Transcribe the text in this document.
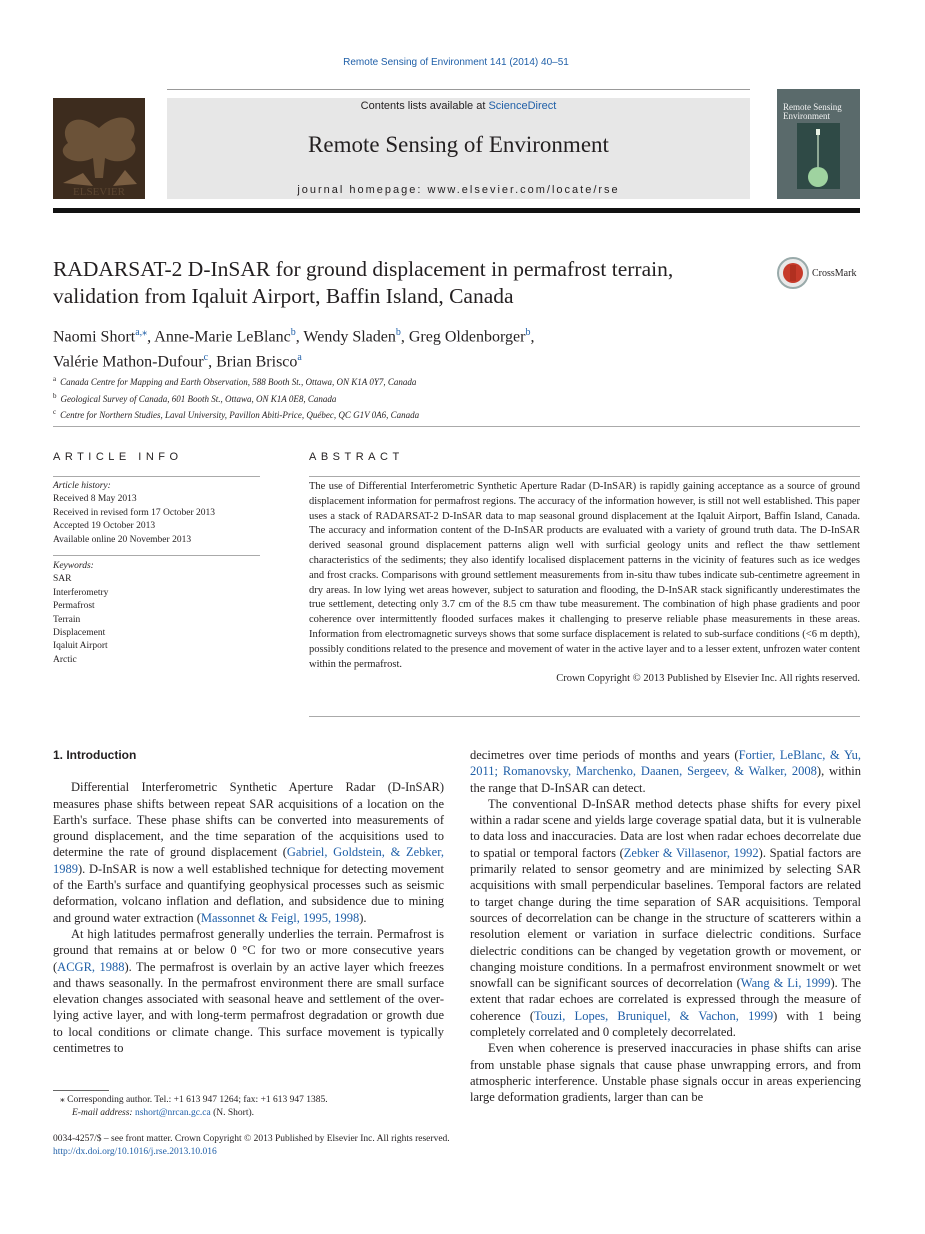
Remote Sensing of Environment 141 (2014) 40–51
ELSEVIER
Contents lists available at ScienceDirect
Remote Sensing of Environment
journal homepage: www.elsevier.com/locate/rse
Remote Sensing Environment
RADARSAT-2 D-InSAR for ground displacement in permafrost terrain,
validation from Iqaluit Airport, Baffin Island, Canada
CrossMark
Naomi Short$^{a,⁎}$, Anne-Marie LeBlanc$^b$, Wendy Sladen$^b$, Greg Oldenborger$^b$,
Valérie Mathon-Dufour$^c$, Brian Brisco$^a$
$^a$ Canada Centre for Mapping and Earth Observation, 588 Booth St., Ottawa, ON K1A 0Y7, Canada
$^b$ Geological Survey of Canada, 601 Booth St., Ottawa, ON K1A 0E8, Canada
$^c$ Centre for Northern Studies, Laval University, Pavillon Abiti-Price, Québec, QC G1V 0A6, Canada
ARTICLE INFO
Article history:
Received 8 May 2013
Received in revised form 17 October 2013
Accepted 19 October 2013
Available online 20 November 2013
Keywords:
SAR
Interferometry
Permafrost
Terrain
Displacement
Iqaluit Airport
Arctic
ABSTRACT
The use of Differential Interferometric Synthetic Aperture Radar (D-InSAR) is rapidly gaining acceptance as a source of ground displacement information for permafrost regions. The accuracy of the information however, is still not well established. This paper uses a stack of RADARSAT-2 D-InSAR data to map seasonal ground displacement at the Iqaluit Airport, Baffin Island, Canada. The accuracy and information content of the D-InSAR products are evaluated with a variety of ground truth data. The D-InSAR derived seasonal ground displacement patterns align well with surficial geology units and reflect the thaw settlement characteristics of the sediments; they also identify localised displacement patterns in the vicinity of features such as ice wedges and frost cracks. Comparisons with ground settlement measurements from in-situ thaw tubes indicate sub-centimetre agreement in dry areas. In low lying wet areas however, subject to saturation and flooding, the D-InSAR stack significantly underestimates the true settlement, detecting only 3.7 cm of the 8.5 cm thaw tube measurement. The combination of high phase gradients and poor coherence over intermittently flooded surfaces makes it challenging to preserve reliable phase measurements in these areas. Information from electromagnetic surveys shows that some surface displacement is related to sub-surface conditions (<6 m depth), possibly conditions related to the presence and movement of water in the active layer and to a lesser extent, unfrozen water content within the permafrost.
Crown Copyright © 2013 Published by Elsevier Inc. All rights reserved.
1. Introduction

Differential Interferometric Synthetic Aperture Radar (D-InSAR) measures phase shifts between repeat SAR acquisitions of a location on the Earth's surface. These phase shifts can be converted into measurements of ground displacement, and the time separation of the acquisitions used to determine the rate of ground displacement (Gabriel, Goldstein, & Zebker, 1989). D-InSAR is now a well established technique for detecting movement of the Earth's surface and quantifying geophysical processes such as seismic deformation, volcano inflation and deflation, and subsidence due to mining and ground water extraction (Massonnet & Feigl, 1995, 1998).

At high latitudes permafrost generally underlies the terrain. Permafrost is ground that remains at or below 0 °C for two or more consecutive years (ACGR, 1988). The permafrost is overlain by an active layer which freezes and thaws seasonally. In the permafrost environment there are small surface elevation changes associated with seasonal heave and settlement of the over-lying active layer, and with long-term permafrost degradation or growth due to local conditions or climate change. This surface movement is typically centimetres to

decimetres over time periods of months and years (Fortier, LeBlanc, & Yu, 2011; Romanovsky, Marchenko, Daanen, Sergeev, & Walker, 2008), within the range that D-InSAR can detect.

The conventional D-InSAR method detects phase shifts for every pixel within a radar scene and yields large coverage spatial data, but it is vulnerable to data loss and inaccuracies. Data are lost when radar echoes decorrelate due to spatial or temporal factors (Zebker & Villasenor, 1992). Spatial factors are primarily related to sensor geometry and are minimized by selecting SAR acquisitions with small perpendicular baselines. Temporal factors are related to target change during the time separation of SAR acquisitions. Temporal sources of decorrelation can be change in the structure of scatterers within a resolution element or variation in surface dielectric conditions. Surface dielectric conditions can be changed by vegetation growth or movement, or changing moisture conditions. In a permafrost environment snowmelt or wet snowfall can be significant sources of decorrelation (Wang & Li, 1999). The extent that radar echoes are correlated is expressed through the measure of coherence (Touzi, Lopes, Bruniquel, & Vachon, 1999) with 1 being completely correlated and 0 completely decorrelated.

Even when coherence is preserved inaccuracies in phase shifts can arise from unstable phase signals that cause phase unwrapping errors, and from atmospheric interference. Unstable phase signals occur in areas experiencing large deformation gradients, larger than can be

⁎ Corresponding author. Tel.: +1 613 947 1264; fax: +1 613 947 1385.
E-mail address: nshort@nrcan.gc.ca (N. Short).
0034-4257/$ – see front matter. Crown Copyright © 2013 Published by Elsevier Inc. All rights reserved.
http://dx.doi.org/10.1016/j.rse.2013.10.016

▸ **What this task involves**:
Count the lines above that contain the word "rights", and give only that number.

▸ **Expected output**:
2